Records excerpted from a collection
+++++
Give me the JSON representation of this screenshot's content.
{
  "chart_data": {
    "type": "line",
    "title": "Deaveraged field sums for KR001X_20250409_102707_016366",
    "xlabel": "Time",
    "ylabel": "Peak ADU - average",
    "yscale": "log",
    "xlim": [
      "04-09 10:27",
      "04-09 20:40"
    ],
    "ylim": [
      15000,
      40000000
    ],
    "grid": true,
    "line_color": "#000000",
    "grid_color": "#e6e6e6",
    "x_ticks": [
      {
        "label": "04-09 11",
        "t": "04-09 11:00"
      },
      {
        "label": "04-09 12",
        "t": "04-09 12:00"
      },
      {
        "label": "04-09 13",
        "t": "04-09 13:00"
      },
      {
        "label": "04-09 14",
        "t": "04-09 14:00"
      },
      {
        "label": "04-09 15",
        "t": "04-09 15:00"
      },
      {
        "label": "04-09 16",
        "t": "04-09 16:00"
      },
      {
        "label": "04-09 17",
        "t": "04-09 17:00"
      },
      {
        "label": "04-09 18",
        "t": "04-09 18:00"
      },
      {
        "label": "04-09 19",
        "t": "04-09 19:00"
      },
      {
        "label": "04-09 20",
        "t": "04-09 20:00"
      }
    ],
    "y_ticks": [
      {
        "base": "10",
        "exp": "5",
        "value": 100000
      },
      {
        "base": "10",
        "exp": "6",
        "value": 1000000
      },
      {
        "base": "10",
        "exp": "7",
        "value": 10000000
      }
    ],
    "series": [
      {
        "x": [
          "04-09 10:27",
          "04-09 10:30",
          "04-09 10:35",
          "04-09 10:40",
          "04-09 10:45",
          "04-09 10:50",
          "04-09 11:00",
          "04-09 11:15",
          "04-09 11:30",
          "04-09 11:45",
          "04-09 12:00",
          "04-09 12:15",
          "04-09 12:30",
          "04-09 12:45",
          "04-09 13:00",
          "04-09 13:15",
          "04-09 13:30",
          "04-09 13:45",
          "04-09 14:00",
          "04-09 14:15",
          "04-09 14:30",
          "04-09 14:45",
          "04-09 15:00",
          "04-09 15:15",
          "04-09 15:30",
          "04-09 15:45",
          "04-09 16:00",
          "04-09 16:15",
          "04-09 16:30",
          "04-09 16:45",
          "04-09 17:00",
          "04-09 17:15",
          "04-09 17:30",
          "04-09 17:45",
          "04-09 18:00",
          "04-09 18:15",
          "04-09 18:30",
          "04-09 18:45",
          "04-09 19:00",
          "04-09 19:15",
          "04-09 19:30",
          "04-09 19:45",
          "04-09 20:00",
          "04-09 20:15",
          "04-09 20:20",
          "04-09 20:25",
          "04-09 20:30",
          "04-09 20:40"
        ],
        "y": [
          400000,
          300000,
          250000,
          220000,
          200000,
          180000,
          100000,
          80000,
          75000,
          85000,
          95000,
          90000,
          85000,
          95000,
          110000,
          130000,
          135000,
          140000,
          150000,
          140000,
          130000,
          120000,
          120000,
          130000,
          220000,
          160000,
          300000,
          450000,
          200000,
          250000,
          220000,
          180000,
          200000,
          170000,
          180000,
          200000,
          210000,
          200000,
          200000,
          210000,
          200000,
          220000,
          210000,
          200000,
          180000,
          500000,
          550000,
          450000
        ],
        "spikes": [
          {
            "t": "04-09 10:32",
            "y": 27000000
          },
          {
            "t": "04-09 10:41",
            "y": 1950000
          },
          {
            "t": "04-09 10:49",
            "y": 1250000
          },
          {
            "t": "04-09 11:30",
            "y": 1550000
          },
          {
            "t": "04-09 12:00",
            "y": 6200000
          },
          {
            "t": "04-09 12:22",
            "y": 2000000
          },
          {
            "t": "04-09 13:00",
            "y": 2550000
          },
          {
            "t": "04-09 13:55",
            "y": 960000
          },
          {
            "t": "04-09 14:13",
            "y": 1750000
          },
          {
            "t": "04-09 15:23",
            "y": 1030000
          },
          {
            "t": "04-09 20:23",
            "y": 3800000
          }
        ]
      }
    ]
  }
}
+++++
§ Direction: Retype each record exactly, leaving nothing out.

§ Reply to the task:
Give me the JSON representation of this screenshot's content.
{
  "chart_data": {
    "type": "line",
    "title": "Deaveraged field sums for KR001X_20250409_102707_016366",
    "xlabel": "Time",
    "ylabel": "Peak ADU - average",
    "yscale": "log",
    "xlim": [
      "04-09 10:27",
      "04-09 20:40"
    ],
    "ylim": [
      15000,
      40000000
    ],
    "grid": true,
    "line_color": "#000000",
    "grid_color": "#e6e6e6",
    "x_ticks": [
      {
        "label": "04-09 11",
        "t": "04-09 11:00"
      },
      {
        "label": "04-09 12",
        "t": "04-09 12:00"
      },
      {
        "label": "04-09 13",
        "t": "04-09 13:00"
      },
      {
        "label": "04-09 14",
        "t": "04-09 14:00"
      },
      {
        "label": "04-09 15",
        "t": "04-09 15:00"
      },
      {
        "label": "04-09 16",
        "t": "04-09 16:00"
      },
      {
        "label": "04-09 17",
        "t": "04-09 17:00"
      },
      {
        "label": "04-09 18",
        "t": "04-09 18:00"
      },
      {
        "label": "04-09 19",
        "t": "04-09 19:00"
      },
      {
        "label": "04-09 20",
        "t": "04-09 20:00"
      }
    ],
    "y_ticks": [
      {
        "base": "10",
        "exp": "5",
        "value": 100000
      },
      {
        "base": "10",
        "exp": "6",
        "value": 1000000
      },
      {
        "base": "10",
        "exp": "7",
        "value": 10000000
      }
    ],
    "series": [
      {
        "x": [
          "04-09 10:27",
          "04-09 10:30",
          "04-09 10:35",
          "04-09 10:40",
          "04-09 10:45",
          "04-09 10:50",
          "04-09 11:00",
          "04-09 11:15",
          "04-09 11:30",
          "04-09 11:45",
          "04-09 12:00",
          "04-09 12:15",
          "04-09 12:30",
          "04-09 12:45",
          "04-09 13:00",
          "04-09 13:15",
          "04-09 13:30",
          "04-09 13:45",
          "04-09 14:00",
          "04-09 14:15",
          "04-09 14:30",
          "04-09 14:45",
          "04-09 15:00",
          "04-09 15:15",
          "04-09 15:30",
          "04-09 15:45",
          "04-09 16:00",
          "04-09 16:15",
          "04-09 16:30",
          "04-09 16:45",
          "04-09 17:00",
          "04-09 17:15",
          "04-09 17:30",
          "04-09 17:45",
          "04-09 18:00",
          "04-09 18:15",
          "04-09 18:30",
          "04-09 18:45",
          "04-09 19:00",
          "04-09 19:15",
          "04-09 19:30",
          "04-09 19:45",
          "04-09 20:00",
          "04-09 20:15",
          "04-09 20:20",
          "04-09 20:25",
          "04-09 20:30",
          "04-09 20:40"
        ],
        "y": [
          400000,
          300000,
          250000,
          220000,
          200000,
          180000,
          100000,
          80000,
          75000,
          85000,
          95000,
          90000,
          85000,
          95000,
          110000,
          130000,
          135000,
          140000,
          150000,
          140000,
          130000,
          120000,
          120000,
          130000,
          220000,
          160000,
          300000,
          450000,
          200000,
          250000,
          220000,
          180000,
          200000,
          170000,
          180000,
          200000,
          210000,
          200000,
          200000,
          210000,
          200000,
          220000,
          210000,
          200000,
          180000,
          500000,
          550000,
          450000
        ],
        "spikes": [
          {
            "t": "04-09 10:32",
            "y": 27000000
          },
          {
            "t": "04-09 10:41",
            "y": 1950000
          },
          {
            "t": "04-09 10:49",
            "y": 1250000
          },
          {
            "t": "04-09 11:30",
            "y": 1550000
          },
          {
            "t": "04-09 12:00",
            "y": 6200000
          },
          {
            "t": "04-09 12:22",
            "y": 2000000
          },
          {
            "t": "04-09 13:00",
            "y": 2550000
          },
          {
            "t": "04-09 13:55",
            "y": 960000
          },
          {
            "t": "04-09 14:13",
            "y": 1750000
          },
          {
            "t": "04-09 15:23",
            "y": 1030000
          },
          {
            "t": "04-09 20:23",
            "y": 3800000
          }
        ]
      }
    ]
  }
}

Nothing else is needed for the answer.